BEGIN
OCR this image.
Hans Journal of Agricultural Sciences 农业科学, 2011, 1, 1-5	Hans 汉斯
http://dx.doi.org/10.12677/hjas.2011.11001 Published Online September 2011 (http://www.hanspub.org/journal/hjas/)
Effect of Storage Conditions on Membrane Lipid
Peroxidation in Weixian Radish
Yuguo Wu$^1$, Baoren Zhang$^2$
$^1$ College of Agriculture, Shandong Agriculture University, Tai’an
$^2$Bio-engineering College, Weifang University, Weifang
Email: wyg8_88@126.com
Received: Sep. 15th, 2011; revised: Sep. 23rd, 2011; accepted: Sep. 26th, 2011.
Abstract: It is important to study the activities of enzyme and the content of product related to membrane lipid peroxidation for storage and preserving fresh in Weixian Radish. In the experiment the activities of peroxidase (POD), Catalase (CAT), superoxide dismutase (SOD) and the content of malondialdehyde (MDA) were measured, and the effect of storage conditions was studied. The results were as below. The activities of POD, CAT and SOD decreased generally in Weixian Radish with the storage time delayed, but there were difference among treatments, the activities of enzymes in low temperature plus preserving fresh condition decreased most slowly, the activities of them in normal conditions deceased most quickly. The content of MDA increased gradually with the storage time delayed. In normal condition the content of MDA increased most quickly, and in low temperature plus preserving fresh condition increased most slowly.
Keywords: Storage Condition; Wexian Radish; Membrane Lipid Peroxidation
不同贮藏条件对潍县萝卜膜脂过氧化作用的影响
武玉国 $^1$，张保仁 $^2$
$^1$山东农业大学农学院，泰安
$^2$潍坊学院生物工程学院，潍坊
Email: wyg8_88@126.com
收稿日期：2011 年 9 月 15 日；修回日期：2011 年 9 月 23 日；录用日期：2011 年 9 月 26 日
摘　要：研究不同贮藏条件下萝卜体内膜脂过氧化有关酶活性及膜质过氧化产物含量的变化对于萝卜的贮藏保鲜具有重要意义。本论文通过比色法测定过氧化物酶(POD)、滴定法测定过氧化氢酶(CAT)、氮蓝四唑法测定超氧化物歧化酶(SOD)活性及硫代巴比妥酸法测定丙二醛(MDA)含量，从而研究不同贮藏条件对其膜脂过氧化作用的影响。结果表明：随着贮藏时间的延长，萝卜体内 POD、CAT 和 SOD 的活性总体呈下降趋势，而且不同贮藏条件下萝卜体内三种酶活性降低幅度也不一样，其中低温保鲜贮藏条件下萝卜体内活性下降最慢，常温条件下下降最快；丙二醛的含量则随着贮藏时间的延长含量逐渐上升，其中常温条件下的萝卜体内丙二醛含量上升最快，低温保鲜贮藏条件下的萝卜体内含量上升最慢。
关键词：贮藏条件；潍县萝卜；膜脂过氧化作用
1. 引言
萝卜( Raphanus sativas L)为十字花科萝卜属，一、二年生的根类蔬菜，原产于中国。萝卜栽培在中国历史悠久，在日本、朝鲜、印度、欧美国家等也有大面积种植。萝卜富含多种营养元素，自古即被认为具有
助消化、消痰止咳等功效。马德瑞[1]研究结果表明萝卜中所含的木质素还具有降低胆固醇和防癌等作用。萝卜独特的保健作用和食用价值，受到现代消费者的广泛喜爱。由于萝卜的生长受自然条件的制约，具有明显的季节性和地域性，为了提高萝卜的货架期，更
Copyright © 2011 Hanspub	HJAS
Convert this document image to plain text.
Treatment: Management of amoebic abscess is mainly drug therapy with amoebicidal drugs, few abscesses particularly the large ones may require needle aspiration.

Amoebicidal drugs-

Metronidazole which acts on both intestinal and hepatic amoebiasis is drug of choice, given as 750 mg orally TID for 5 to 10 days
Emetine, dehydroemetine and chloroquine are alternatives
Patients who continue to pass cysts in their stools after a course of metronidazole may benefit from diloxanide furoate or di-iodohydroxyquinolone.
END
What to produce:
From first line to last, transcribe the material exactly.

Exercise response:
OCR this image.
Hans Journal of Agricultural Sciences 农业科学, 2011, 1, 1-5	Hans 汉斯
http://dx.doi.org/10.12677/hjas.2011.11001 Published Online September 2011 (http://www.hanspub.org/journal/hjas/)
Effect of Storage Conditions on Membrane Lipid
Peroxidation in Weixian Radish
Yuguo Wu$^1$, Baoren Zhang$^2$
$^1$ College of Agriculture, Shandong Agriculture University, Tai’an
$^2$Bio-engineering College, Weifang University, Weifang
Email: wyg8_88@126.com
Received: Sep. 15th, 2011; revised: Sep. 23rd, 2011; accepted: Sep. 26th, 2011.
Abstract: It is important to study the activities of enzyme and the content of product related to membrane lipid peroxidation for storage and preserving fresh in Weixian Radish. In the experiment the activities of peroxidase (POD), Catalase (CAT), superoxide dismutase (SOD) and the content of malondialdehyde (MDA) were measured, and the effect of storage conditions was studied. The results were as below. The activities of POD, CAT and SOD decreased generally in Weixian Radish with the storage time delayed, but there were difference among treatments, the activities of enzymes in low temperature plus preserving fresh condition decreased most slowly, the activities of them in normal conditions deceased most quickly. The content of MDA increased gradually with the storage time delayed. In normal condition the content of MDA increased most quickly, and in low temperature plus preserving fresh condition increased most slowly.
Keywords: Storage Condition; Wexian Radish; Membrane Lipid Peroxidation
不同贮藏条件对潍县萝卜膜脂过氧化作用的影响
武玉国 $^1$，张保仁 $^2$
$^1$山东农业大学农学院，泰安
$^2$潍坊学院生物工程学院，潍坊
Email: wyg8_88@126.com
收稿日期：2011 年 9 月 15 日；修回日期：2011 年 9 月 23 日；录用日期：2011 年 9 月 26 日
摘　要：研究不同贮藏条件下萝卜体内膜脂过氧化有关酶活性及膜质过氧化产物含量的变化对于萝卜的贮藏保鲜具有重要意义。本论文通过比色法测定过氧化物酶(POD)、滴定法测定过氧化氢酶(CAT)、氮蓝四唑法测定超氧化物歧化酶(SOD)活性及硫代巴比妥酸法测定丙二醛(MDA)含量，从而研究不同贮藏条件对其膜脂过氧化作用的影响。结果表明：随着贮藏时间的延长，萝卜体内 POD、CAT 和 SOD 的活性总体呈下降趋势，而且不同贮藏条件下萝卜体内三种酶活性降低幅度也不一样，其中低温保鲜贮藏条件下萝卜体内活性下降最慢，常温条件下下降最快；丙二醛的含量则随着贮藏时间的延长含量逐渐上升，其中常温条件下的萝卜体内丙二醛含量上升最快，低温保鲜贮藏条件下的萝卜体内含量上升最慢。
关键词：贮藏条件；潍县萝卜；膜脂过氧化作用
1. 引言
萝卜( Raphanus sativas L)为十字花科萝卜属，一、二年生的根类蔬菜，原产于中国。萝卜栽培在中国历史悠久，在日本、朝鲜、印度、欧美国家等也有大面积种植。萝卜富含多种营养元素，自古即被认为具有
助消化、消痰止咳等功效。马德瑞[1]研究结果表明萝卜中所含的木质素还具有降低胆固醇和防癌等作用。萝卜独特的保健作用和食用价值，受到现代消费者的广泛喜爱。由于萝卜的生长受自然条件的制约，具有明显的季节性和地域性，为了提高萝卜的货架期，更
Copyright © 2011 Hanspub	HJAS
Convert this document image to plain text.
Treatment: Management of amoebic abscess is mainly drug therapy with amoebicidal drugs, few abscesses particularly the large ones may require needle aspiration.

Amoebicidal drugs-

Metronidazole which acts on both intestinal and hepatic amoebiasis is drug of choice, given as 750 mg orally TID for 5 to 10 days
Emetine, dehydroemetine and chloroquine are alternatives
Patients who continue to pass cysts in their stools after a course of metronidazole may benefit from diloxanide furoate or di-iodohydroxyquinolone.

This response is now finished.